INSTRUCTIONS TO FOLLOW
Your task is to quote the material that follows, in full and exactly.

DATA RECORDS

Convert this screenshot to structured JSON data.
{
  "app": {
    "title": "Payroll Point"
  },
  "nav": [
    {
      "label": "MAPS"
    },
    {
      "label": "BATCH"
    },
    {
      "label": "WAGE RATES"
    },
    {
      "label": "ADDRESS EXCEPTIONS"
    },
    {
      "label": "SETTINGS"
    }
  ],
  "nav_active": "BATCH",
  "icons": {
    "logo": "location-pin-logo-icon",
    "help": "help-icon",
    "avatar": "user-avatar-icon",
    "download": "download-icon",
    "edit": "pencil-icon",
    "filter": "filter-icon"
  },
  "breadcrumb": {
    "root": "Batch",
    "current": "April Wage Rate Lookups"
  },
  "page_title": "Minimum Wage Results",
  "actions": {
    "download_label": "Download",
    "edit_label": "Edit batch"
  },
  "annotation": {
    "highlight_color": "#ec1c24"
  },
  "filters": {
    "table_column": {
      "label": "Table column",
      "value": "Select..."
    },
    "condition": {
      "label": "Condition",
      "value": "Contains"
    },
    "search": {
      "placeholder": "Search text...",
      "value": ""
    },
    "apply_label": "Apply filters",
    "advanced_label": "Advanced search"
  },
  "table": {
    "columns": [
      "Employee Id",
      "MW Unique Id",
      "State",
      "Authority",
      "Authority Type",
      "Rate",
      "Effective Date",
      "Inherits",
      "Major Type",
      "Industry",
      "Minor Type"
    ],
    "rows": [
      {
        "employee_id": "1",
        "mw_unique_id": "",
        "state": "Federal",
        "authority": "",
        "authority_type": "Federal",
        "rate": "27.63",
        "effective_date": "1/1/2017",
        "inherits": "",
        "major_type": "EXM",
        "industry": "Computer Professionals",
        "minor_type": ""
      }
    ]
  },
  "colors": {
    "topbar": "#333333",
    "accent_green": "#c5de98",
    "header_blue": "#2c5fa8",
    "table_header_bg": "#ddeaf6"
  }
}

ANSWER TO THE EXERCISE
Convert this screenshot to structured JSON data.
{
  "app": {
    "title": "Payroll Point"
  },
  "nav": [
    {
      "label": "MAPS"
    },
    {
      "label": "BATCH"
    },
    {
      "label": "WAGE RATES"
    },
    {
      "label": "ADDRESS EXCEPTIONS"
    },
    {
      "label": "SETTINGS"
    }
  ],
  "nav_active": "BATCH",
  "icons": {
    "logo": "location-pin-logo-icon",
    "help": "help-icon",
    "avatar": "user-avatar-icon",
    "download": "download-icon",
    "edit": "pencil-icon",
    "filter": "filter-icon"
  },
  "breadcrumb": {
    "root": "Batch",
    "current": "April Wage Rate Lookups"
  },
  "page_title": "Minimum Wage Results",
  "actions": {
    "download_label": "Download",
    "edit_label": "Edit batch"
  },
  "annotation": {
    "highlight_color": "#ec1c24"
  },
  "filters": {
    "table_column": {
      "label": "Table column",
      "value": "Select..."
    },
    "condition": {
      "label": "Condition",
      "value": "Contains"
    },
    "search": {
      "placeholder": "Search text...",
      "value": ""
    },
    "apply_label": "Apply filters",
    "advanced_label": "Advanced search"
  },
  "table": {
    "columns": [
      "Employee Id",
      "MW Unique Id",
      "State",
      "Authority",
      "Authority Type",
      "Rate",
      "Effective Date",
      "Inherits",
      "Major Type",
      "Industry",
      "Minor Type"
    ],
    "rows": [
      {
        "employee_id": "1",
        "mw_unique_id": "",
        "state": "Federal",
        "authority": "",
        "authority_type": "Federal",
        "rate": "27.63",
        "effective_date": "1/1/2017",
        "inherits": "",
        "major_type": "EXM",
        "industry": "Computer Professionals",
        "minor_type": ""
      }
    ]
  },
  "colors": {
    "topbar": "#333333",
    "accent_green": "#c5de98",
    "header_blue": "#2c5fa8",
    "table_header_bg": "#ddeaf6"
  }
}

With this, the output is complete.